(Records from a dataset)

* * * * * * *

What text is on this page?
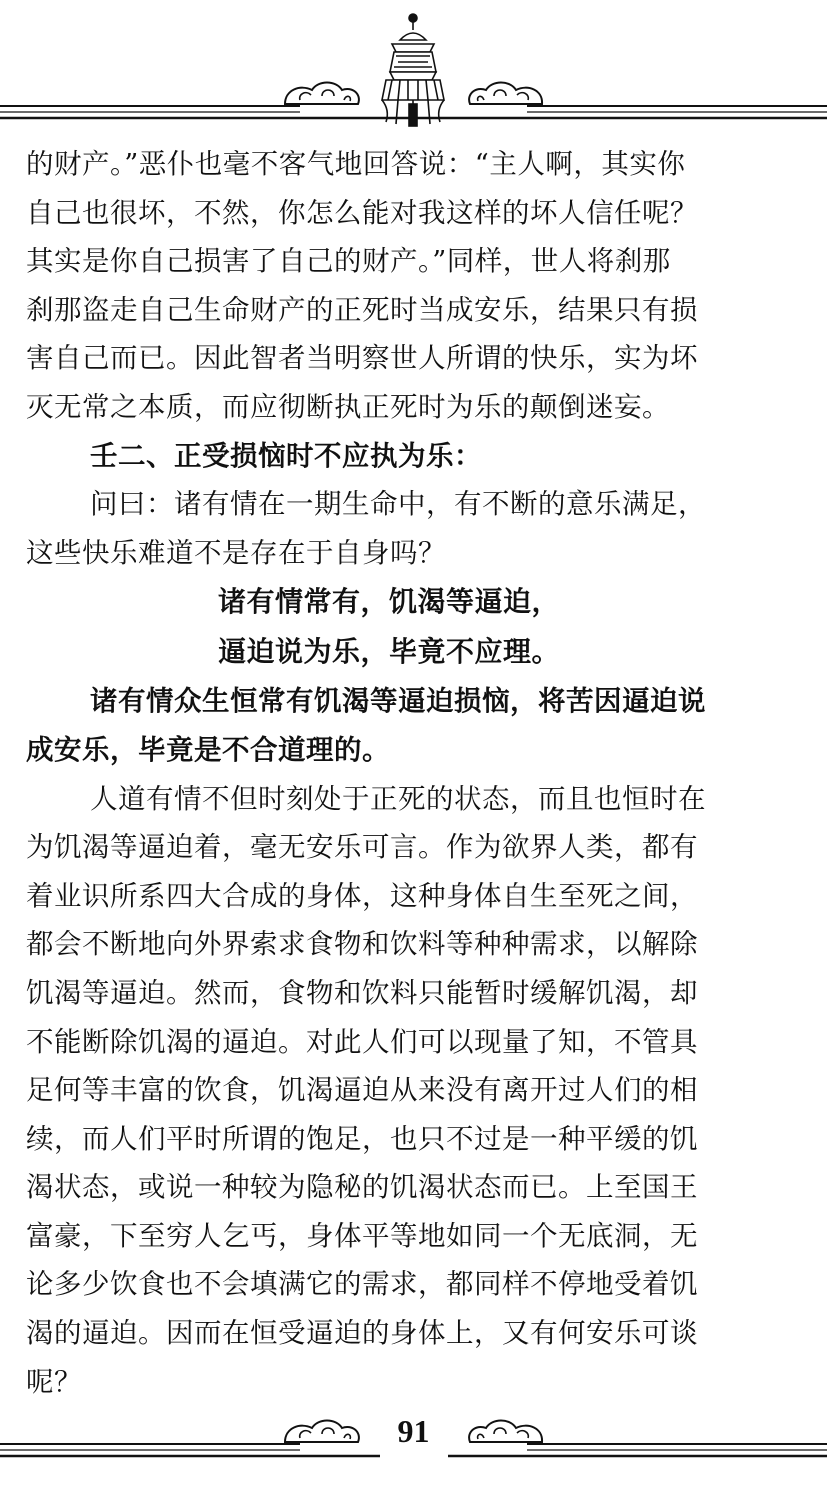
的财产。”恶仆也毫不客气地回答说：“主人啊，其实你
自己也很坏，不然，你怎么能对我这样的坏人信任呢？
其实是你自己损害了自己的财产。”同样，世人将刹那
刹那盗走自己生命财产的正死时当成安乐，结果只有损
害自己而已。因此智者当明察世人所谓的快乐，实为坏
灭无常之本质，而应彻断执正死时为乐的颠倒迷妄。
壬二、正受损恼时不应执为乐：
问曰：诸有情在一期生命中，有不断的意乐满足，
这些快乐难道不是存在于自身吗？
诸有情常有，饥渴等逼迫，
逼迫说为乐，毕竟不应理。
诸有情众生恒常有饥渴等逼迫损恼，将苦因逼迫说
成安乐，毕竟是不合道理的。
人道有情不但时刻处于正死的状态，而且也恒时在
为饥渴等逼迫着，毫无安乐可言。作为欲界人类，都有
着业识所系四大合成的身体，这种身体自生至死之间，
都会不断地向外界索求食物和饮料等种种需求，以解除
饥渴等逼迫。然而，食物和饮料只能暂时缓解饥渴，却
不能断除饥渴的逼迫。对此人们可以现量了知，不管具
足何等丰富的饮食，饥渴逼迫从来没有离开过人们的相
续，而人们平时所谓的饱足，也只不过是一种平缓的饥
渴状态，或说一种较为隐秘的饥渴状态而已。上至国王
富豪，下至穷人乞丐，身体平等地如同一个无底洞，无
论多少饮食也不会填满它的需求，都同样不停地受着饥
渴的逼迫。因而在恒受逼迫的身体上，又有何安乐可谈
呢？
91
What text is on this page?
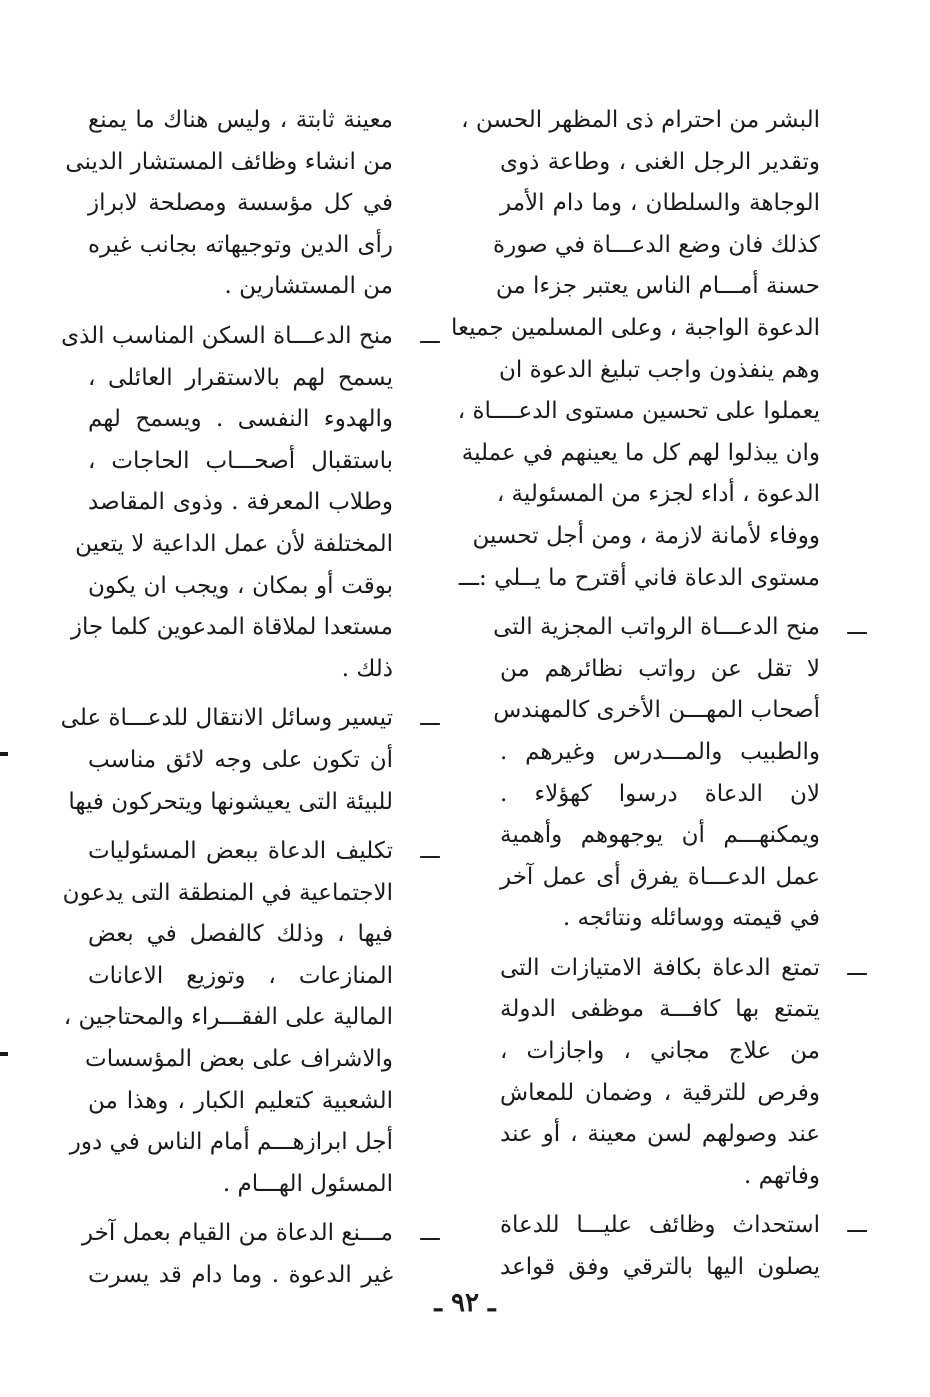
البشر من احترام ذى المظهر الحسن ،
وتقدير الرجل الغنى ، وطاعة ذوى
الوجاهة والسلطان ، وما دام الأمر
كذلك فان وضع الدعـــاة في صورة
حسنة أمـــام الناس يعتبر جزءا من
الدعوة الواجبة ، وعلى المسلمين جميعا
وهم ينفذون واجب تبليغ الدعوة ان
يعملوا على تحسين مستوى الدعــــاة ،
وان يبذلوا لهم كل ما يعينهم في عملية
الدعوة ، أداء لجزء من المسئولية ،
ووفاء لأمانة لازمة ، ومن أجل تحسين
مستوى الدعاة فاني أقترح ما يــلي :ـــ
ـــ
منح الدعـــاة الرواتب المجزية التى
لا تقل عن رواتب نظائرهم من
أصحاب المهـــن الأخرى كالمهندس
والطبيب والمـــدرس وغيرهم .
لان الدعاة درسوا كهؤلاء .
ويمكنهـــم أن يوجهوهم وأهمية
عمل الدعـــاة يفرق أى عمل آخر
في قيمته ووسائله ونتائجه .
ـــ
تمتع الدعاة بكافة الامتيازات التى
يتمتع بها كافـــة موظفى الدولة
من علاج مجاني ، واجازات ،
وفرص للترقية ، وضمان للمعاش
عند وصولهم لسن معينة ، أو عند
وفاتهم .
ـــ
استحداث وظائف عليـــا للدعاة
يصلون اليها بالترقي وفق قواعد
معينة ثابتة ، وليس هناك ما يمنع
من انشاء وظائف المستشار الدينى
في كل مؤسسة ومصلحة لابراز
رأى الدين وتوجيهاته بجانب غيره
من المستشارين .
ـــ
منح الدعـــاة السكن المناسب الذى
يسمح لهم بالاستقرار العائلى ،
والهدوء النفسى . ويسمح لهم
باستقبال أصحـــاب الحاجات ،
وطلاب المعرفة . وذوى المقاصد
المختلفة لأن عمل الداعية لا يتعين
بوقت أو بمكان ، ويجب ان يكون
مستعدا لملاقاة المدعوين كلما جاز
ذلك .
ـــ
تيسير وسائل الانتقال للدعـــاة على
أن تكون على وجه لائق مناسب
للبيئة التى يعيشونها ويتحركون فيها
ـــ
تكليف الدعاة ببعض المسئوليات
الاجتماعية في المنطقة التى يدعون
فيها ، وذلك كالفصل في بعض
المنازعات ، وتوزيع الاعانات
المالية على الفقـــراء والمحتاجين ،
والاشراف على بعض المؤسسات
الشعبية كتعليم الكبار ، وهذا من
أجل ابرازهـــم أمام الناس في دور
المسئول الهـــام .
ـــ
مـــنع الدعاة من القيام بعمل آخر
غير الدعوة . وما دام قد يسرت
ـ ٩٢ ـ
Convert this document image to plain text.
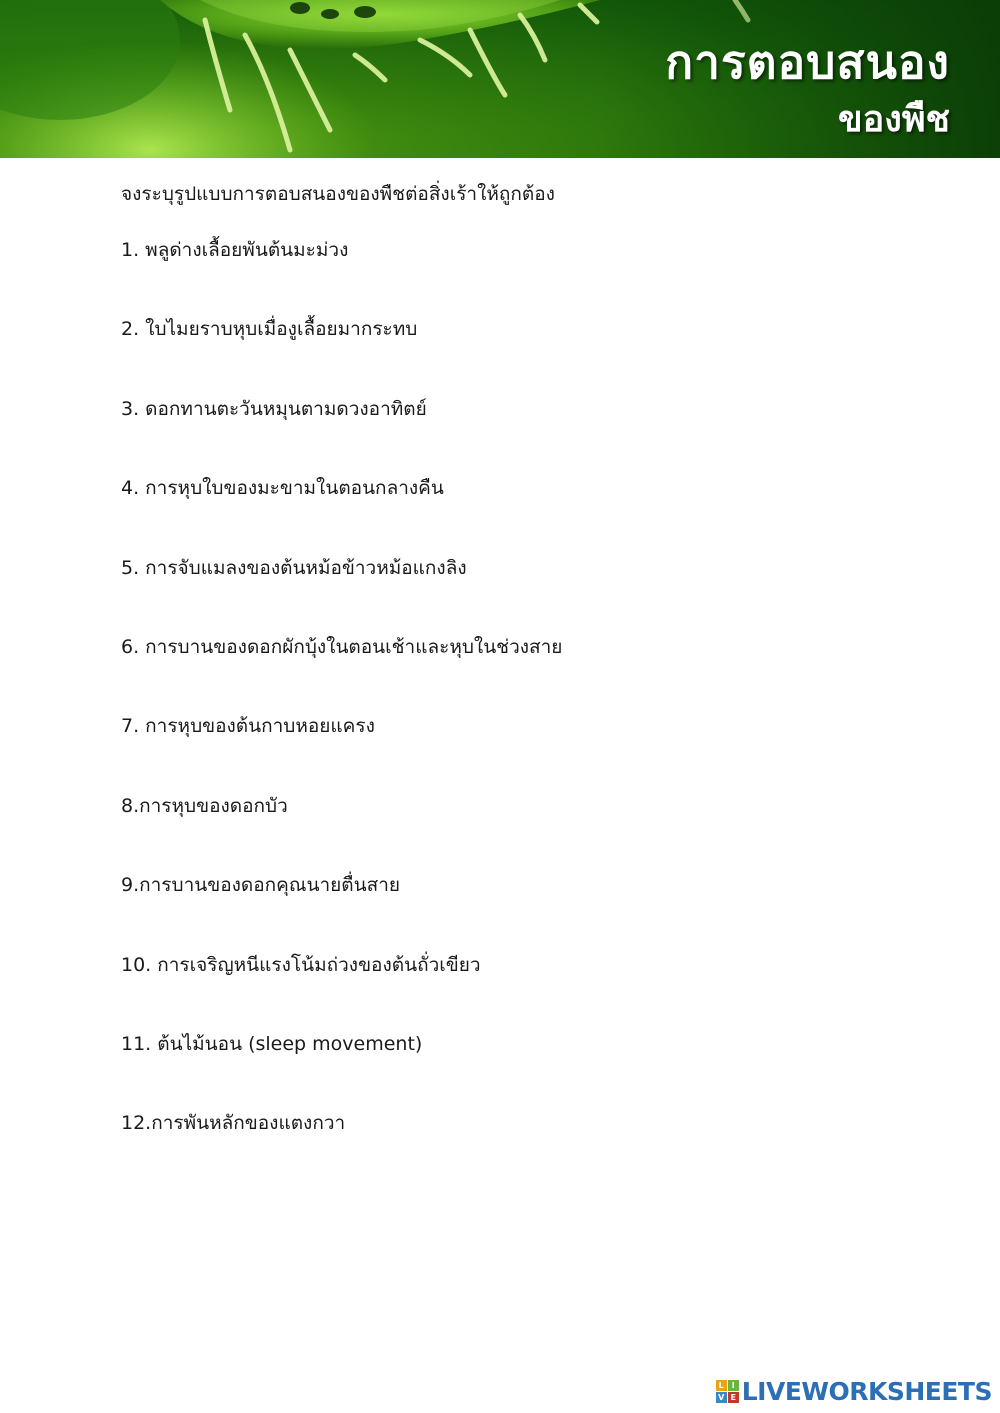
การตอบสนอง
ของพืช

จงระบุรูปแบบการตอบสนองของพืชต่อสิ่งเร้าให้ถูกต้อง

1. พลูด่างเลื้อยพันต้นมะม่วง
2. ใบไมยราบหุบเมื่องูเลื้อยมากระทบ
3. ดอกทานตะวันหมุนตามดวงอาทิตย์
4. การหุบใบของมะขามในตอนกลางคืน
5. การจับแมลงของต้นหม้อข้าวหม้อแกงลิง
6. การบานของดอกผักบุ้งในตอนเช้าและหุบในช่วงสาย
7. การหุบของต้นกาบหอยแครง
8.การหุบของดอกบัว
9.การบานของดอกคุณนายตื่นสาย
10. การเจริญหนีแรงโน้มถ่วงของต้นถั่วเขียว
11. ต้นไม้นอน (sleep movement)
12.การพันหลักของแตงกวา
L I
V E LIVEWORKSHEETS
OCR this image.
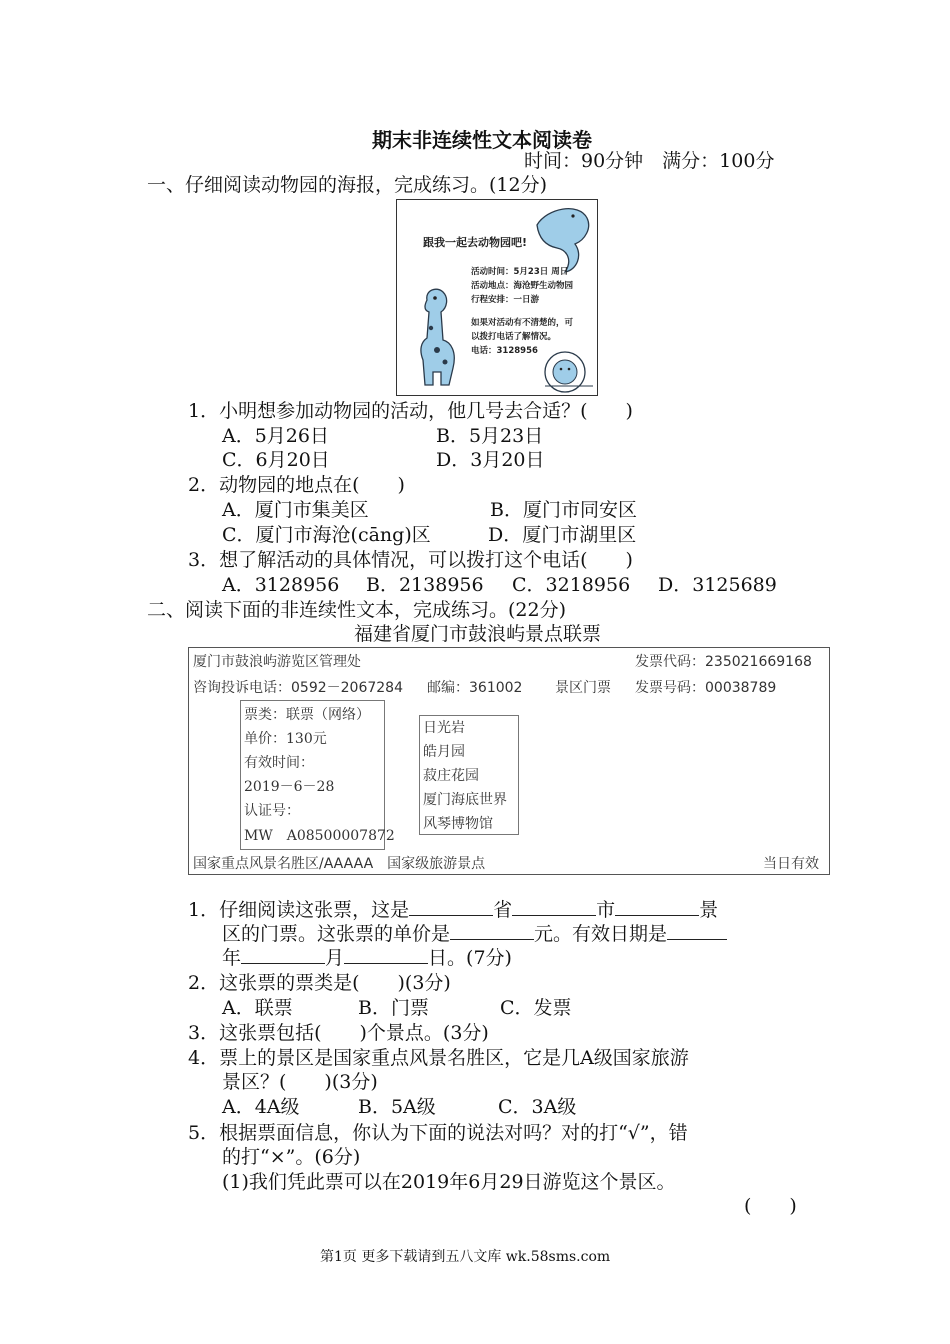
期末非连续性文本阅读卷
时间：90分钟　满分：100分
一、仔细阅读动物园的海报，完成练习。(12分)
跟我一起去动物园吧!
活动时间：5月23日 周日
活动地点：海沧野生动物园
行程安排：一日游
如果对活动有不清楚的，可
以拨打电话了解情况。
电话：3128956
1．小明想参加动物园的活动，他几号去合适？(　　)
A．5月26日	B．5月23日
C．6月20日	D．3月20日
2．动物园的地点在(　　)
A．厦门市集美区	B．厦门市同安区
C．厦门市海沧(cāng)区	D．厦门市湖里区
3．想了解活动的具体情况，可以拨打这个电话(　　)
A．3128956 B．2138956 C．3218956 D．3125689
二、阅读下面的非连续性文本，完成练习。(22分)
福建省厦门市鼓浪屿景点联票
厦门市鼓浪屿游览区管理处	发票代码：235021669168
咨询投诉电话：0592－2067284 邮编：361002 景区门票 发票号码：00038789
票类：联票（网络）
单价：130元
有效时间：
2019－6－28
认证号：
MW　A08500007872
日光岩
皓月园
菽庄花园
厦门海底世界
风琴博物馆
国家重点风景名胜区/AAAAA　国家级旅游景点	当日有效
1．仔细阅读这张票，这是	省	市	景
区的门票。这张票的单价是	元。有效日期是
年	月	日。(7分)
2．这张票的票类是(　　)(3分)
A．联票	B．门票	C．发票
3．这张票包括(　　)个景点。(3分)
4．票上的景区是国家重点风景名胜区，它是几A级国家旅游
景区？(　　)(3分)
A．4A级	B．5A级	C．3A级
5．根据票面信息，你认为下面的说法对吗？对的打“√”，错
的打“×”。(6分)
(1)我们凭此票可以在2019年6月29日游览这个景区。
(　　)
第1页 更多下载请到五八文库 wk.58sms.com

* * * * * * *

Objective
Reproduce each line exactly as it appears, omitting the pictures.

Correct answer
What text is on this page?
的财产。”恶仆也毫不客气地回答说：“主人啊，其实你
自己也很坏，不然，你怎么能对我这样的坏人信任呢？
其实是你自己损害了自己的财产。”同样，世人将刹那
刹那盗走自己生命财产的正死时当成安乐，结果只有损
害自己而已。因此智者当明察世人所谓的快乐，实为坏
灭无常之本质，而应彻断执正死时为乐的颠倒迷妄。
壬二、正受损恼时不应执为乐：
问曰：诸有情在一期生命中，有不断的意乐满足，
这些快乐难道不是存在于自身吗？
诸有情常有，饥渴等逼迫，
逼迫说为乐，毕竟不应理。
诸有情众生恒常有饥渴等逼迫损恼，将苦因逼迫说
成安乐，毕竟是不合道理的。
人道有情不但时刻处于正死的状态，而且也恒时在
为饥渴等逼迫着，毫无安乐可言。作为欲界人类，都有
着业识所系四大合成的身体，这种身体自生至死之间，
都会不断地向外界索求食物和饮料等种种需求，以解除
饥渴等逼迫。然而，食物和饮料只能暂时缓解饥渴，却
不能断除饥渴的逼迫。对此人们可以现量了知，不管具
足何等丰富的饮食，饥渴逼迫从来没有离开过人们的相
续，而人们平时所谓的饱足，也只不过是一种平缓的饥
渴状态，或说一种较为隐秘的饥渴状态而已。上至国王
富豪，下至穷人乞丐，身体平等地如同一个无底洞，无
论多少饮食也不会填满它的需求，都同样不停地受着饥
渴的逼迫。因而在恒受逼迫的身体上，又有何安乐可谈
呢？
91
What text is on this page?
البشر من احترام ذى المظهر الحسن ،
وتقدير الرجل الغنى ، وطاعة ذوى
الوجاهة والسلطان ، وما دام الأمر
كذلك فان وضع الدعـــاة في صورة
حسنة أمـــام الناس يعتبر جزءا من
الدعوة الواجبة ، وعلى المسلمين جميعا
وهم ينفذون واجب تبليغ الدعوة ان
يعملوا على تحسين مستوى الدعــــاة ،
وان يبذلوا لهم كل ما يعينهم في عملية
الدعوة ، أداء لجزء من المسئولية ،
ووفاء لأمانة لازمة ، ومن أجل تحسين
مستوى الدعاة فاني أقترح ما يــلي :ـــ
ـــ
منح الدعـــاة الرواتب المجزية التى
لا تقل عن رواتب نظائرهم من
أصحاب المهـــن الأخرى كالمهندس
والطبيب والمـــدرس وغيرهم .
لان الدعاة درسوا كهؤلاء .
ويمكنهـــم أن يوجهوهم وأهمية
عمل الدعـــاة يفرق أى عمل آخر
في قيمته ووسائله ونتائجه .
ـــ
تمتع الدعاة بكافة الامتيازات التى
يتمتع بها كافـــة موظفى الدولة
من علاج مجاني ، واجازات ،
وفرص للترقية ، وضمان للمعاش
عند وصولهم لسن معينة ، أو عند
وفاتهم .
ـــ
استحداث وظائف عليـــا للدعاة
يصلون اليها بالترقي وفق قواعد
معينة ثابتة ، وليس هناك ما يمنع
من انشاء وظائف المستشار الدينى
في كل مؤسسة ومصلحة لابراز
رأى الدين وتوجيهاته بجانب غيره
من المستشارين .
ـــ
منح الدعـــاة السكن المناسب الذى
يسمح لهم بالاستقرار العائلى ،
والهدوء النفسى . ويسمح لهم
باستقبال أصحـــاب الحاجات ،
وطلاب المعرفة . وذوى المقاصد
المختلفة لأن عمل الداعية لا يتعين
بوقت أو بمكان ، ويجب ان يكون
مستعدا لملاقاة المدعوين كلما جاز
ذلك .
ـــ
تيسير وسائل الانتقال للدعـــاة على
أن تكون على وجه لائق مناسب
للبيئة التى يعيشونها ويتحركون فيها
ـــ
تكليف الدعاة ببعض المسئوليات
الاجتماعية في المنطقة التى يدعون
فيها ، وذلك كالفصل في بعض
المنازعات ، وتوزيع الاعانات
المالية على الفقـــراء والمحتاجين ،
والاشراف على بعض المؤسسات
الشعبية كتعليم الكبار ، وهذا من
أجل ابرازهـــم أمام الناس في دور
المسئول الهـــام .
ـــ
مـــنع الدعاة من القيام بعمل آخر
غير الدعوة . وما دام قد يسرت
ـ ٩٢ ـ
Convert this document image to plain text.
การตอบสนอง
ของพืช

จงระบุรูปแบบการตอบสนองของพืชต่อสิ่งเร้าให้ถูกต้อง

1. พลูด่างเลื้อยพันต้นมะม่วง
2. ใบไมยราบหุบเมื่องูเลื้อยมากระทบ
3. ดอกทานตะวันหมุนตามดวงอาทิตย์
4. การหุบใบของมะขามในตอนกลางคืน
5. การจับแมลงของต้นหม้อข้าวหม้อแกงลิง
6. การบานของดอกผักบุ้งในตอนเช้าและหุบในช่วงสาย
7. การหุบของต้นกาบหอยแครง
8.การหุบของดอกบัว
9.การบานของดอกคุณนายตื่นสาย
10. การเจริญหนีแรงโน้มถ่วงของต้นถั่วเขียว
11. ต้นไม้นอน (sleep movement)
12.การพันหลักของแตงกวา
L I
V E LIVEWORKSHEETS
OCR this image.
期末非连续性文本阅读卷
时间：90分钟　满分：100分
一、仔细阅读动物园的海报，完成练习。(12分)
跟我一起去动物园吧!
活动时间：5月23日 周日
活动地点：海沧野生动物园
行程安排：一日游
如果对活动有不清楚的，可
以拨打电话了解情况。
电话：3128956
1．小明想参加动物园的活动，他几号去合适？(　　)
A．5月26日	B．5月23日
C．6月20日	D．3月20日
2．动物园的地点在(　　)
A．厦门市集美区	B．厦门市同安区
C．厦门市海沧(cāng)区	D．厦门市湖里区
3．想了解活动的具体情况，可以拨打这个电话(　　)
A．3128956 B．2138956 C．3218956 D．3125689
二、阅读下面的非连续性文本，完成练习。(22分)
福建省厦门市鼓浪屿景点联票
厦门市鼓浪屿游览区管理处	发票代码：235021669168
咨询投诉电话：0592－2067284 邮编：361002 景区门票 发票号码：00038789
票类：联票（网络）
单价：130元
有效时间：
2019－6－28
认证号：
MW　A08500007872
日光岩
皓月园
菽庄花园
厦门海底世界
风琴博物馆
国家重点风景名胜区/AAAAA　国家级旅游景点	当日有效
1．仔细阅读这张票，这是	省	市	景
区的门票。这张票的单价是	元。有效日期是
年	月	日。(7分)
2．这张票的票类是(　　)(3分)
A．联票	B．门票	C．发票
3．这张票包括(　　)个景点。(3分)
4．票上的景区是国家重点风景名胜区，它是几A级国家旅游
景区？(　　)(3分)
A．4A级	B．5A级	C．3A级
5．根据票面信息，你认为下面的说法对吗？对的打“√”，错
的打“×”。(6分)
(1)我们凭此票可以在2019年6月29日游览这个景区。
(　　)
第1页 更多下载请到五八文库 wk.58sms.com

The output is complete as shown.